= Exercise objective =
Select the lines of the records containing the word "were" and list them.

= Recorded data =
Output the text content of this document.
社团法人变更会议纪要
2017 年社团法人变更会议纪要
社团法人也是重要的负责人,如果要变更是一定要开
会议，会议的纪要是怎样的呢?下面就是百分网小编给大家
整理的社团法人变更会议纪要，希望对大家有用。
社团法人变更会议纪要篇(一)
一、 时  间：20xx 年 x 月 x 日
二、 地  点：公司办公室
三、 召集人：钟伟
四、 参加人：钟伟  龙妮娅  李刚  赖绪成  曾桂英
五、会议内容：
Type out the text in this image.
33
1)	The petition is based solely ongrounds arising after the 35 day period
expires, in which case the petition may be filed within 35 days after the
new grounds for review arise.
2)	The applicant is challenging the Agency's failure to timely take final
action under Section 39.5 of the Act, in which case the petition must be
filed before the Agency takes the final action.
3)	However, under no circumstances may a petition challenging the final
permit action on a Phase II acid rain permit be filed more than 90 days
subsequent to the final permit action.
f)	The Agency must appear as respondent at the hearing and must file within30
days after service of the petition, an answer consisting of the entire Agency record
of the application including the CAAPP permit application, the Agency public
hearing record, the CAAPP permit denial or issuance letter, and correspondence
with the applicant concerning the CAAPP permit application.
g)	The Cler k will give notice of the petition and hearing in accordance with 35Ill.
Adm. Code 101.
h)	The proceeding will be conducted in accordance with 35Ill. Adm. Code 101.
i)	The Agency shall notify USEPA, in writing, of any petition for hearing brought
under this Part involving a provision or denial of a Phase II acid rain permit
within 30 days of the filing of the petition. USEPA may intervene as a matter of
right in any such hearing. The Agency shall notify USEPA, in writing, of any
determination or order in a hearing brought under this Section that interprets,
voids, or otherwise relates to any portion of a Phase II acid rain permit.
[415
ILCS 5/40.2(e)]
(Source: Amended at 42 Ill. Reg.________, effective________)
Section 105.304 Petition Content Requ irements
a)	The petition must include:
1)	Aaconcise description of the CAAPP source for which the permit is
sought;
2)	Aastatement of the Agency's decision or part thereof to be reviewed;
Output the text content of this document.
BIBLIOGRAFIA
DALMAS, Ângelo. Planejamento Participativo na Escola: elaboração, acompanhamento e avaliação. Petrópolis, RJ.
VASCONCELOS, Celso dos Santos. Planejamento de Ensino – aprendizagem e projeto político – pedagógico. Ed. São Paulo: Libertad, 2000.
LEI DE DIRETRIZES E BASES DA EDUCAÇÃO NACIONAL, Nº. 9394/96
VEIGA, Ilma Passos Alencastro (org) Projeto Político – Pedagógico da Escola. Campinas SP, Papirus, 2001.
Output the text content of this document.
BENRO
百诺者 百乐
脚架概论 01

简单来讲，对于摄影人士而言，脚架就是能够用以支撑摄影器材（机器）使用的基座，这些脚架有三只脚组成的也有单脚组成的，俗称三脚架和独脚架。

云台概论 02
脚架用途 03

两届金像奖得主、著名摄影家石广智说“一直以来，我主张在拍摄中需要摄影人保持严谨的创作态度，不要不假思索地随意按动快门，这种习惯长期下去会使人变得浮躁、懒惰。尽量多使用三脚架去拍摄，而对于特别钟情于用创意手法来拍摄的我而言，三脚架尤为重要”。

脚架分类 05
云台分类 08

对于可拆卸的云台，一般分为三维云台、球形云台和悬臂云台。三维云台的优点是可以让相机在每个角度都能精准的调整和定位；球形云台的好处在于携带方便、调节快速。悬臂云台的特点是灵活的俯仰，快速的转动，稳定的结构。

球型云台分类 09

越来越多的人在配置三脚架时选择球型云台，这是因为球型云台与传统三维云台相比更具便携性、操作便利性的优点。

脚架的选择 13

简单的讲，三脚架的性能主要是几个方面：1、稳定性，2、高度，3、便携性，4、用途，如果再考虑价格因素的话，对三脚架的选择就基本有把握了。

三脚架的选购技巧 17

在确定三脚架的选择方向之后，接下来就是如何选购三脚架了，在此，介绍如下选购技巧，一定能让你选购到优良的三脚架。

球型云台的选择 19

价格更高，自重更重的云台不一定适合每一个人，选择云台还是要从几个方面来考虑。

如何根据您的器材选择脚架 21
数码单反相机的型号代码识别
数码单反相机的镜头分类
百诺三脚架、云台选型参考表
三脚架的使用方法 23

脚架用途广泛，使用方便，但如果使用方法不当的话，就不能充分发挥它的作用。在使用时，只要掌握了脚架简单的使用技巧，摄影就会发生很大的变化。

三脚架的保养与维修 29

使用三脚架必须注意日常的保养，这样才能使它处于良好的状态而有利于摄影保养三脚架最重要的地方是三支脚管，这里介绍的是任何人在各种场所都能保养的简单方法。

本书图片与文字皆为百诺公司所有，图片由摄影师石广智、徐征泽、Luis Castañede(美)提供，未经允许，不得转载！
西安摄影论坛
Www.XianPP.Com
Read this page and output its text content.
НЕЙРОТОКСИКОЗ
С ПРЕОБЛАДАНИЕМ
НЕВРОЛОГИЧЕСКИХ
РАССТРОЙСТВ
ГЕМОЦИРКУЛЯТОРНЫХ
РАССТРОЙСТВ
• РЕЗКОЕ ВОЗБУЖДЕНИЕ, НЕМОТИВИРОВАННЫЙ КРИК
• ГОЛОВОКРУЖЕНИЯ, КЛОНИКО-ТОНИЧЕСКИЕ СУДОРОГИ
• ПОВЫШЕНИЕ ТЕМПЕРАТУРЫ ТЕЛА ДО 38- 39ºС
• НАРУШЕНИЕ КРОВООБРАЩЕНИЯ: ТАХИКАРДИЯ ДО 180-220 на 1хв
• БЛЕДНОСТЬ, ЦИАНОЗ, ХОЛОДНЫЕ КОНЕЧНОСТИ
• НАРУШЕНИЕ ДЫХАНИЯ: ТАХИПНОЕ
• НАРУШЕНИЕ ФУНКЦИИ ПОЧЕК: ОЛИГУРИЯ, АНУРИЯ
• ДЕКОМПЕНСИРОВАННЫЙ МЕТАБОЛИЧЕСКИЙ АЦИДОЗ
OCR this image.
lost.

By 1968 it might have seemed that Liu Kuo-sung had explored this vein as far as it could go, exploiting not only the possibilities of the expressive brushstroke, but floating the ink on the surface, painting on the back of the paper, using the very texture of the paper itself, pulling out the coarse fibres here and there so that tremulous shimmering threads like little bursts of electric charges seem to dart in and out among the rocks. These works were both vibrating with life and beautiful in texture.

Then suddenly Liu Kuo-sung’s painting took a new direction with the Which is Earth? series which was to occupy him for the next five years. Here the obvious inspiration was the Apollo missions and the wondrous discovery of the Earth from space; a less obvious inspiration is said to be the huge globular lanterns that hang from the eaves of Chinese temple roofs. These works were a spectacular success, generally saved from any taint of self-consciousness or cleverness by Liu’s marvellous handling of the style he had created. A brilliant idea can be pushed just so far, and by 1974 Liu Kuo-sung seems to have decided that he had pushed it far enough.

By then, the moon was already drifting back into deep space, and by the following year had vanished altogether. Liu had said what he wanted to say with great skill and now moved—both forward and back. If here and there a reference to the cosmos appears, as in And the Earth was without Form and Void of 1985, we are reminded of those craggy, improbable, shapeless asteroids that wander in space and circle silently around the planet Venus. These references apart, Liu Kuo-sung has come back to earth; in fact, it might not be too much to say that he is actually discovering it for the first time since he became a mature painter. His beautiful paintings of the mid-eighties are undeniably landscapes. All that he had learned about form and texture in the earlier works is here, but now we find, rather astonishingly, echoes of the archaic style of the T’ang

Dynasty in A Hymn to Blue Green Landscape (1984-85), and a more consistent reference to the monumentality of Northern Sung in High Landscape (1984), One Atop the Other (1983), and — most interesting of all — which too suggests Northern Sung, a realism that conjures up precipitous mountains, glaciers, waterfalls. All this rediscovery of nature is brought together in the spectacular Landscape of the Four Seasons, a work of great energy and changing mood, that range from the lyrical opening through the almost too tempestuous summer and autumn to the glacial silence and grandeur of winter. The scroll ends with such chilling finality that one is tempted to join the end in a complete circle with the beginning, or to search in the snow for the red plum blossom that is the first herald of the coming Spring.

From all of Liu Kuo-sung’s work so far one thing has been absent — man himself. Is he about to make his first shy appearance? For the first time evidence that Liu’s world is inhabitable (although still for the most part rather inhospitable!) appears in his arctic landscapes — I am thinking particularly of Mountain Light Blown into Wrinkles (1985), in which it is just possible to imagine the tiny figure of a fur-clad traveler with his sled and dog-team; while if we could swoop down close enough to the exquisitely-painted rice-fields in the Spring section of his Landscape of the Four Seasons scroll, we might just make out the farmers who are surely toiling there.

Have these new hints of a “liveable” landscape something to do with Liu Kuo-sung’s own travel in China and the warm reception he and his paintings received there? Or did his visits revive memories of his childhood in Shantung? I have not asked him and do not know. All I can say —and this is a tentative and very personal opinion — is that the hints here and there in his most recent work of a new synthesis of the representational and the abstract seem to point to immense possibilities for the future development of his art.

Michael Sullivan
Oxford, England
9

= Complete output =
By 1968 it might have seemed that Liu Kuo-sung had explored this vein as far as it could go, exploiting not only the possibilities of the expressive brushstroke, but floating the ink on the surface, painting on the back of the paper, using the very texture of the paper itself, pulling out the coarse fibres here and there so that tremulous shimmering threads like little bursts of electric charges seem to dart in and out among the rocks. These works were both vibrating with life and beautiful in texture.
Then suddenly Liu Kuo-sung’s painting took a new direction with the Which is Earth? series which was to occupy him for the next five years. Here the obvious inspiration was the Apollo missions and the wondrous discovery of the Earth from space; a less obvious inspiration is said to be the huge globular lanterns that hang from the eaves of Chinese temple roofs. These works were a spectacular success, generally saved from any taint of self-consciousness or cleverness by Liu’s marvellous handling of the style he had created. A brilliant idea can be pushed just so far, and by 1974 Liu Kuo-sung seems to have decided that he had pushed it far enough.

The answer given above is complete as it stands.